### [Exercise material]
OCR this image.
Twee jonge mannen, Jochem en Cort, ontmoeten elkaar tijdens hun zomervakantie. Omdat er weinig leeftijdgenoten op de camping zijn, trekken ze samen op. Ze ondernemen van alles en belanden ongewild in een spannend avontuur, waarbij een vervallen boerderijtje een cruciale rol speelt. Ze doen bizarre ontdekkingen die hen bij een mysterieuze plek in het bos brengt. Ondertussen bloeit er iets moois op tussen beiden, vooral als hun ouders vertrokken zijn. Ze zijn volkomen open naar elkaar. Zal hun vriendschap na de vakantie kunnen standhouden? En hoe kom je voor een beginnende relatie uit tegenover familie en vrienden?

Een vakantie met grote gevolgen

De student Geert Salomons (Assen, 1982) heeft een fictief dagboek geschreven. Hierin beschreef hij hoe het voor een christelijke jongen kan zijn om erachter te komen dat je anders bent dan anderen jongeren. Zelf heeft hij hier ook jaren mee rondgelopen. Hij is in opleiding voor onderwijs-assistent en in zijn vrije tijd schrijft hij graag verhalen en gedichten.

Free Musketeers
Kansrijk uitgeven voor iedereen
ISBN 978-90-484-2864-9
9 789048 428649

### [Stated exercise]
The records above must be output exactly, in full.

### [The reply]
OCR this image.
Twee jonge mannen, Jochem en Cort, ontmoeten elkaar tijdens hun zomervakantie. Omdat er weinig leeftijdgenoten op de camping zijn, trekken ze samen op. Ze ondernemen van alles en belanden ongewild in een spannend avontuur, waarbij een vervallen boerderijtje een cruciale rol speelt. Ze doen bizarre ontdekkingen die hen bij een mysterieuze plek in het bos brengt. Ondertussen bloeit er iets moois op tussen beiden, vooral als hun ouders vertrokken zijn. Ze zijn volkomen open naar elkaar. Zal hun vriendschap na de vakantie kunnen standhouden? En hoe kom je voor een beginnende relatie uit tegenover familie en vrienden?

Een vakantie met grote gevolgen

De student Geert Salomons (Assen, 1982) heeft een fictief dagboek geschreven. Hierin beschreef hij hoe het voor een christelijke jongen kan zijn om erachter te komen dat je anders bent dan anderen jongeren. Zelf heeft hij hier ook jaren mee rondgelopen. Hij is in opleiding voor onderwijs-assistent en in zijn vrije tijd schrijft hij graag verhalen en gedichten.

Free Musketeers
Kansrijk uitgeven voor iedereen
ISBN 978-90-484-2864-9
9 789048 428649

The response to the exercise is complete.